→ **Information shown**:
——

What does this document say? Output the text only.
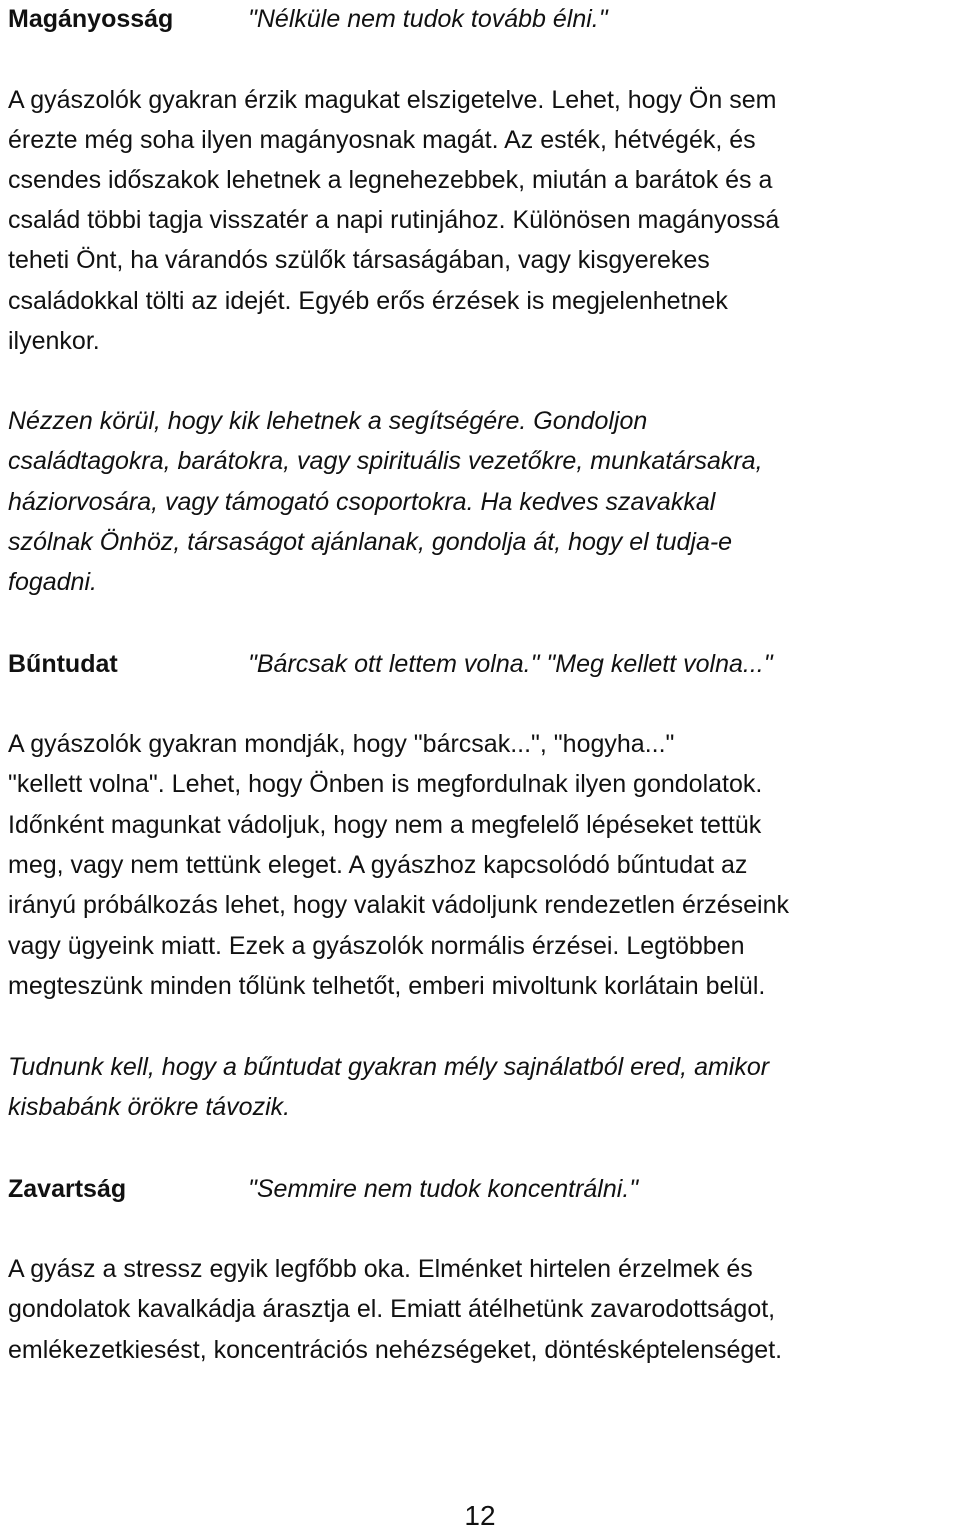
Magányosság	"Nélküle nem tudok tovább élni."
A gyászolók gyakran érzik magukat elszigetelve. Lehet, hogy Ön sem
érezte még soha ilyen magányosnak magát. Az esték, hétvégék, és
csendes időszakok lehetnek a legnehezebbek, miután a barátok és a
család többi tagja visszatér a napi rutinjához. Különösen magányossá
teheti Önt, ha várandós szülők társaságában, vagy kisgyerekes
családokkal tölti az idejét. Egyéb erős érzések is megjelenhetnek
ilyenkor.
Nézzen körül, hogy kik lehetnek a segítségére. Gondoljon
családtagokra, barátokra, vagy spirituális vezetőkre, munkatársakra,
háziorvosára, vagy támogató csoportokra. Ha kedves szavakkal
szólnak Önhöz, társaságot ajánlanak, gondolja át, hogy el tudja-e
fogadni.
Bűntudat	"Bárcsak ott lettem volna." "Meg kellett volna..."
A gyászolók gyakran mondják, hogy "bárcsak...", "hogyha..."
"kellett volna". Lehet, hogy Önben is megfordulnak ilyen gondolatok.
Időnként magunkat vádoljuk, hogy nem a megfelelő lépéseket tettük
meg, vagy nem tettünk eleget. A gyászhoz kapcsolódó bűntudat az
irányú próbálkozás lehet, hogy valakit vádoljunk rendezetlen érzéseink
vagy ügyeink miatt. Ezek a gyászolók normális érzései. Legtöbben
megteszünk minden tőlünk telhetőt, emberi mivoltunk korlátain belül.
Tudnunk kell, hogy a bűntudat gyakran mély sajnálatból ered, amikor
kisbabánk örökre távozik.
Zavartság	"Semmire nem tudok koncentrálni."
A gyász a stressz egyik legfőbb oka. Elménket hirtelen érzelmek és
gondolatok kavalkádja árasztja el. Emiatt átélhetünk zavarodottságot,
emlékezetkiesést, koncentrációs nehézségeket, döntésképtelenséget.
12
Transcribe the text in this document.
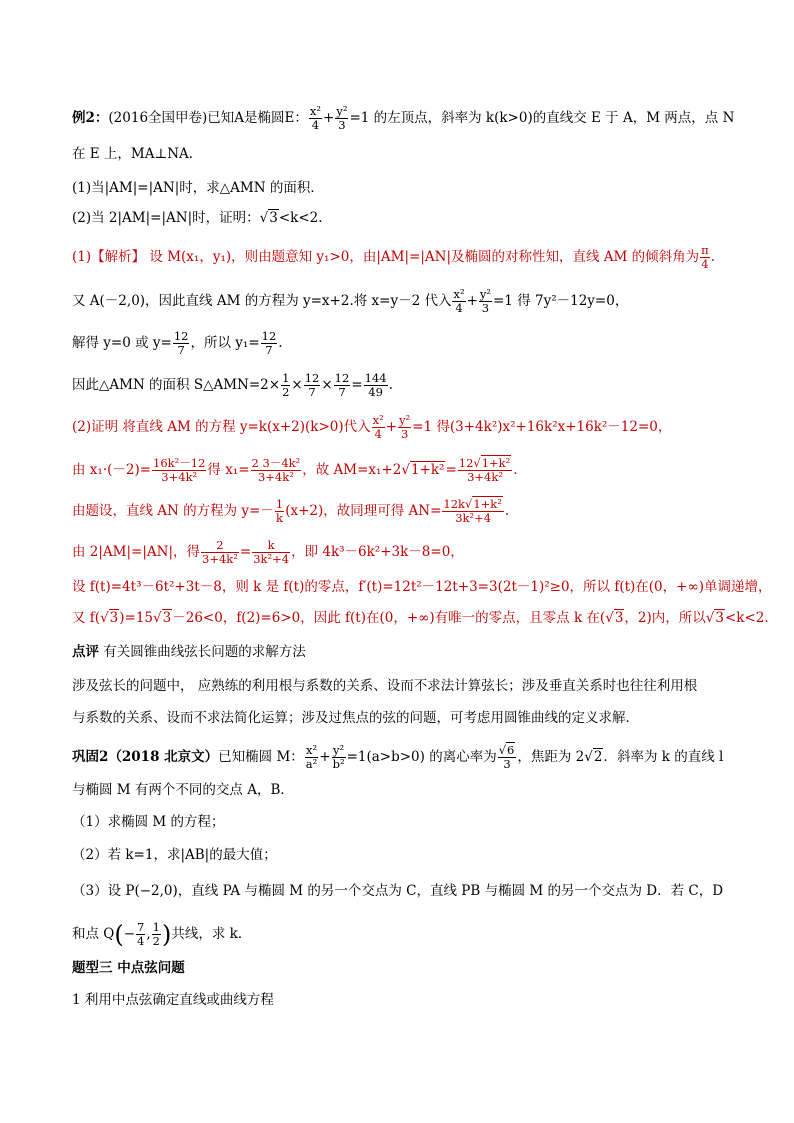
例2：(2016全国甲卷)已知A是椭圆E： $\frac{\text{x²}}{4} + \frac{\text{y²}}{3} =1$ 的左顶点，斜率为 k(k>0)的直线交 E 于 A，M 两点，点 N
在 E 上，MA⊥NA.
(1)当|AM|=|AN|时，求△AMN 的面积．
(2)当 2|AM|=|AN|时，证明：√3<k<2.
(1)【解析】 设 M(x₁，y₁)，则由题意知 y₁>0，由|AM|=|AN|及椭圆的对称性知，直线 AM 的倾斜角为 $\frac{\pi}{4}$ .
又 A(－2,0)，因此直线 AM 的方程为 y=x+2.将 x=y－2 代入 $\frac{\text{x²}}{4} + \frac{\text{y²}}{3} =1$ 得 7y²－12y=0，
解得 y=0 或 $y= \frac{12}{7}$ ，所以 $y_1= \frac{12}{7}$ .
因此△AMN 的面积 S△AMN=2× $\frac{1}{2} \times \frac{12}{7} \times \frac{12}{7} = \frac{144}{49}$ .
(2)证明 将直线 AM 的方程 y=k(x+2)(k>0)代入 $\frac{\text{x²}}{4} + \frac{\text{y²}}{3} =1$ 得(3+4k²)x²+16k²x+16k²－12=0，
由 $x_1\cdot(-2)= \frac{\text{16k²－12}}{\text{3+4k²}}$ 得 $x_1= \frac{\text{2 3－4k²}}{\text{3+4k²}}$ ，故 $AM=x_1+2√1+k^2= \frac{\text{12√1+k²}}{\text{3+4k²}}$ .
由题设，直线 AN 的方程为 $y=- \frac{1}{k} (x+2)$，故同理可得 $AN= \frac{\text{12k√1+k²}}{\text{3k²+4}}$ .
由 2|AM|=|AN|，得 $\frac{2}{\text{3+4k²}} = \frac{k}{\text{3k²+4}}$ ，即 4k³－6k²+3k－8=0，
设 f(t)=4t³－6t²+3t－8，则 k 是 f(t)的零点，f′(t)=12t²－12t+3=3(2t－1)²≥0，所以 f(t)在(0，+∞)单调递增，
又 f(√3)=15√3－26<0，f(2)=6>0，因此 f(t)在(0，+∞)有唯一的零点，且零点 k 在(√3，2)内，所以√3<k<2.
点评 有关圆锥曲线弦长问题的求解方法
涉及弦长的问题中， 应熟练的利用根与系数的关系、设而不求法计算弦长；涉及垂直关系时也往往利用根
与系数的关系、设而不求法简化运算；涉及过焦点的弦的问题，可考虑用圆锥曲线的定义求解．
巩固2（2018 北京文）已知椭圆 M： $\frac{\text{x²}}{\text{a²}} + \frac{\text{y²}}{\text{b²}} =1(a>b>0)$ 的离心率为 $\frac{√6}{3}$ ，焦距为 2√2．斜率为 k 的直线 l
与椭圆 M 有两个不同的交点 A，B．
（1）求椭圆 M 的方程；
（2）若 k=1，求|AB|的最大值；
（3）设 P(−2,0)，直线 PA 与椭圆 M 的另一个交点为 C，直线 PB 与椭圆 M 的另一个交点为 D．若 C，D
和点 $Q(- \frac{7}{4}$ , $\frac{1}{2}$ )共线，求 k．
题型三 中点弦问题
1 利用中点弦确定直线或曲线方程
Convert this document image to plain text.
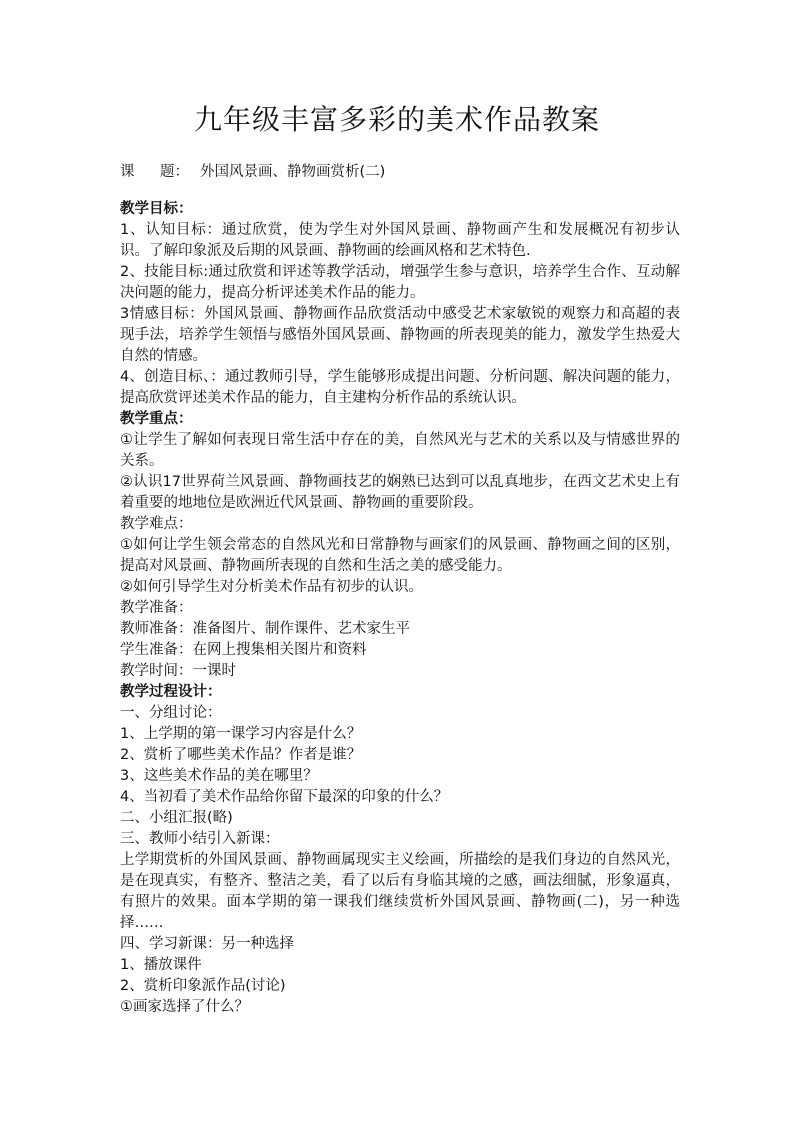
九年级丰富多彩的美术作品教案
课 题： 外国风景画、静物画赏析(二)

教学目标：

1、认知目标：通过欣赏，使为学生对外国风景画、静物画产生和发展概况有初步认识。了解印象派及后期的风景画、静物画的绘画风格和艺术特色.

2、技能目标:通过欣赏和评述等教学活动，增强学生参与意识，培养学生合作、互动解决问题的能力，提高分析评述美术作品的能力。

3情感目标：外国风景画、静物画作品欣赏活动中感受艺术家敏锐的观察力和高超的表现手法，培养学生领悟与感悟外国风景画、静物画的所表现美的能力，激发学生热爱大自然的情感。

4、创造目标、：通过教师引导，学生能够形成提出问题、分析问题、解决问题的能力，提高欣赏评述美术作品的能力，自主建构分析作品的系统认识。

教学重点：

①让学生了解如何表现日常生活中存在的美，自然风光与艺术的关系以及与情感世界的关系。

②认识17世界荷兰风景画、静物画技艺的娴熟已达到可以乱真地步，在西文艺术史上有着重要的地地位是欧洲近代风景画、静物画的重要阶段。

教学难点：

①如何让学生领会常态的自然风光和日常静物与画家们的风景画、静物画之间的区别，提高对风景画、静物画所表现的自然和生活之美的感受能力。

②如何引导学生对分析美术作品有初步的认识。

教学准备：

教师准备：准备图片、制作课件、艺术家生平

学生准备：在网上搜集相关图片和资料

教学时间：一课时

教学过程设计：

一、分组讨论：

1、上学期的第一课学习内容是什么？

2、赏析了哪些美术作品？作者是谁？

3、这些美术作品的美在哪里？

4、当初看了美术作品给你留下最深的印象的什么？

二、小组汇报(略)

三、教师小结引入新课：

上学期赏析的外国风景画、静物画属现实主义绘画，所描绘的是我们身边的自然风光，是在现真实，有整齐、整洁之美，看了以后有身临其境的之感，画法细腻，形象逼真，有照片的效果。面本学期的第一课我们继续赏析外国风景画、静物画(二)，另一种选择……

四、学习新课：另一种选择

1、播放课件

2、赏析印象派作品(讨论)

①画家选择了什么？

——

→ **Description of the task**: Show the lines of the records that include the string "gondolatok".

→ **Finished answer**:
"kellett volna". Lehet, hogy Önben is megfordulnak ilyen gondolatok.
gondolatok kavalkádja árasztja el. Emiatt átélhetünk zavarodottságot,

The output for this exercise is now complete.